** BEGIN **

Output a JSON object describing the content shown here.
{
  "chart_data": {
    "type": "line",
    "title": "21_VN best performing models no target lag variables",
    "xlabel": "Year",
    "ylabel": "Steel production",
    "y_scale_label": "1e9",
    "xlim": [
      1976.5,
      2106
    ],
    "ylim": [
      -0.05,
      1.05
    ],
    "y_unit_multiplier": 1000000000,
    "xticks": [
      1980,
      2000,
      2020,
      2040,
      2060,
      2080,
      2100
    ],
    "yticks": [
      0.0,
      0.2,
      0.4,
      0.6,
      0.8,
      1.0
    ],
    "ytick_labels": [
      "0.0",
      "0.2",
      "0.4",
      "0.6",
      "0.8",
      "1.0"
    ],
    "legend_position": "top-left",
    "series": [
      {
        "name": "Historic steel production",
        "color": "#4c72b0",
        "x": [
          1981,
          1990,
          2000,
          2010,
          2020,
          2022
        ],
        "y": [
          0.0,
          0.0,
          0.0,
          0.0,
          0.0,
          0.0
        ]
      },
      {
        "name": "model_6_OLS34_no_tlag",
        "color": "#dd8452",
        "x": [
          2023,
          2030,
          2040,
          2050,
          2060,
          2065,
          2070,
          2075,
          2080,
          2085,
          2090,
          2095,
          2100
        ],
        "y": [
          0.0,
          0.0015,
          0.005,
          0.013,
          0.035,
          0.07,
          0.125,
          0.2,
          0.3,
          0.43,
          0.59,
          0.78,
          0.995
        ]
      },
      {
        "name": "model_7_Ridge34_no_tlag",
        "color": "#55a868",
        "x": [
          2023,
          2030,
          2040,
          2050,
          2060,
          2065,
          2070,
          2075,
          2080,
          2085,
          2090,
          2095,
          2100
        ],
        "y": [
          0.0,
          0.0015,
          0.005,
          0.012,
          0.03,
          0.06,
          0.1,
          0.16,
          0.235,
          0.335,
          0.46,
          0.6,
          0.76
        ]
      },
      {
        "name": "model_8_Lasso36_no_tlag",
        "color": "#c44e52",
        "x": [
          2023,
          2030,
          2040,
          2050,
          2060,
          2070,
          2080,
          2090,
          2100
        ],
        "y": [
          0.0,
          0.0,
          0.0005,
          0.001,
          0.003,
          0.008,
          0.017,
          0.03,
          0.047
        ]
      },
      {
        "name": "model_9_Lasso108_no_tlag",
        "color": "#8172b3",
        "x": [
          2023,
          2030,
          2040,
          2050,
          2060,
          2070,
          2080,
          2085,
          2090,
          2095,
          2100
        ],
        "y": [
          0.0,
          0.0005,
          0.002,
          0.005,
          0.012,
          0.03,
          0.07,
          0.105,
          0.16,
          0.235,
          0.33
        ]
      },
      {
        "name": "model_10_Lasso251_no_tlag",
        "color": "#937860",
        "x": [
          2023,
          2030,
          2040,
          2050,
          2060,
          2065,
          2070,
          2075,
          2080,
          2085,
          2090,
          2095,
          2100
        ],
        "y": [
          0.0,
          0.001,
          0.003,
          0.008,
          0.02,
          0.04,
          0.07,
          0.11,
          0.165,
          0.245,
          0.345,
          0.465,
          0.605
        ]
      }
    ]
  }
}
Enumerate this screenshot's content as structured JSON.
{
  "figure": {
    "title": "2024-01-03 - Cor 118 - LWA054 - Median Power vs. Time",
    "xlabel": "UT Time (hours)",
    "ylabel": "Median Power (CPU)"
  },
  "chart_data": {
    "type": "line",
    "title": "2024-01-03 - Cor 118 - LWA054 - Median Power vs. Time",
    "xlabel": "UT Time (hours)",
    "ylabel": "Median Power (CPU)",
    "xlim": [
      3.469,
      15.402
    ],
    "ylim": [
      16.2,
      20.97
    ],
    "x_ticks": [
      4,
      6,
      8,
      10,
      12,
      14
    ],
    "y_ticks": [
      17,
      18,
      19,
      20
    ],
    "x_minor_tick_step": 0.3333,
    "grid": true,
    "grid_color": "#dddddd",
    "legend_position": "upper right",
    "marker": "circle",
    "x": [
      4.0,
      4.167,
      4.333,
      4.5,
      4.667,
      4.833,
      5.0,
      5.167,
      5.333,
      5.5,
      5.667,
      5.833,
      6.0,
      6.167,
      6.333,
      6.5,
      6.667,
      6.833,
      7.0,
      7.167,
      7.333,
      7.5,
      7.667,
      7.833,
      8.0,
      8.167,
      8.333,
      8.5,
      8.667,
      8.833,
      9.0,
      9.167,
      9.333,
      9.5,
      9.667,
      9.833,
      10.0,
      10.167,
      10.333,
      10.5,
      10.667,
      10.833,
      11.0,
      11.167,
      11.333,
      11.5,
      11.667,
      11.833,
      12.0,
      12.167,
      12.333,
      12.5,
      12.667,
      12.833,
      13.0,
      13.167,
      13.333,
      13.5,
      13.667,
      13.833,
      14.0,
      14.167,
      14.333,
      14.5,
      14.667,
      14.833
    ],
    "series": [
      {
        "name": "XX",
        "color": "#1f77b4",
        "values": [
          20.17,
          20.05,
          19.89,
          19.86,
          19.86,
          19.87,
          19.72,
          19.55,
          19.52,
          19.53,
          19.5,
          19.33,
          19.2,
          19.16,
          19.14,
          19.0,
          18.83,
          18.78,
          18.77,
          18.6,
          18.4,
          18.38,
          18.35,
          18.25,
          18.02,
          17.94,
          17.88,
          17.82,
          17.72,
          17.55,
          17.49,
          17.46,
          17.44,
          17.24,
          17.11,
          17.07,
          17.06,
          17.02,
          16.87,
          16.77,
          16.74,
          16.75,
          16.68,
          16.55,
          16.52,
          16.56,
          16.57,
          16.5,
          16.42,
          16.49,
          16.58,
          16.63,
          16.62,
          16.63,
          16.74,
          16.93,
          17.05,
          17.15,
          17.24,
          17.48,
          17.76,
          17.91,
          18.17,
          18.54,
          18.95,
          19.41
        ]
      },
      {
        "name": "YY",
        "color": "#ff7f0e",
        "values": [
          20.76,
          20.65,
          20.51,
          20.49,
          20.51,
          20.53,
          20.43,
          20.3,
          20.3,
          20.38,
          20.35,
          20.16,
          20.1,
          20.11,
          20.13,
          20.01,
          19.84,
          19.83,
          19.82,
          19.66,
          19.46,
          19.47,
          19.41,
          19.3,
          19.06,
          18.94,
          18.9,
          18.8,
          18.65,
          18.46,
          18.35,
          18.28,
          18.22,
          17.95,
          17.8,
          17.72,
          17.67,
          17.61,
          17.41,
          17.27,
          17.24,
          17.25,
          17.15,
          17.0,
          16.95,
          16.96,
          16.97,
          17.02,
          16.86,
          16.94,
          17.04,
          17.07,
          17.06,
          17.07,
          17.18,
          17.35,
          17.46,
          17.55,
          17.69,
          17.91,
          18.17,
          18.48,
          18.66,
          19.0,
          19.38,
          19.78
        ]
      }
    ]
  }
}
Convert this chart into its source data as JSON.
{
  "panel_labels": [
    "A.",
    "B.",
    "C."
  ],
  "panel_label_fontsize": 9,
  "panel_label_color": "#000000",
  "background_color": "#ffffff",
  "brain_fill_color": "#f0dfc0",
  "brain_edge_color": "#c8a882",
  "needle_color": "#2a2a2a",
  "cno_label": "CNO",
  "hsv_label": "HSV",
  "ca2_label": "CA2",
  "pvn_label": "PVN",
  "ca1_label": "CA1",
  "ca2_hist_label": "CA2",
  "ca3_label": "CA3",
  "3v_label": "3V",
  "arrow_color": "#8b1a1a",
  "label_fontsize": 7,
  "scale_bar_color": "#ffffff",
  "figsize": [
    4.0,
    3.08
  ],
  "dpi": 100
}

** END **

Instruction> In the lines above, locate the string "ylabel". Copy every line where it occurs.

Task solution>
    "ylabel": "Steel production",
    "ylabel": "Median Power (CPU)"
    "ylabel": "Median Power (CPU)",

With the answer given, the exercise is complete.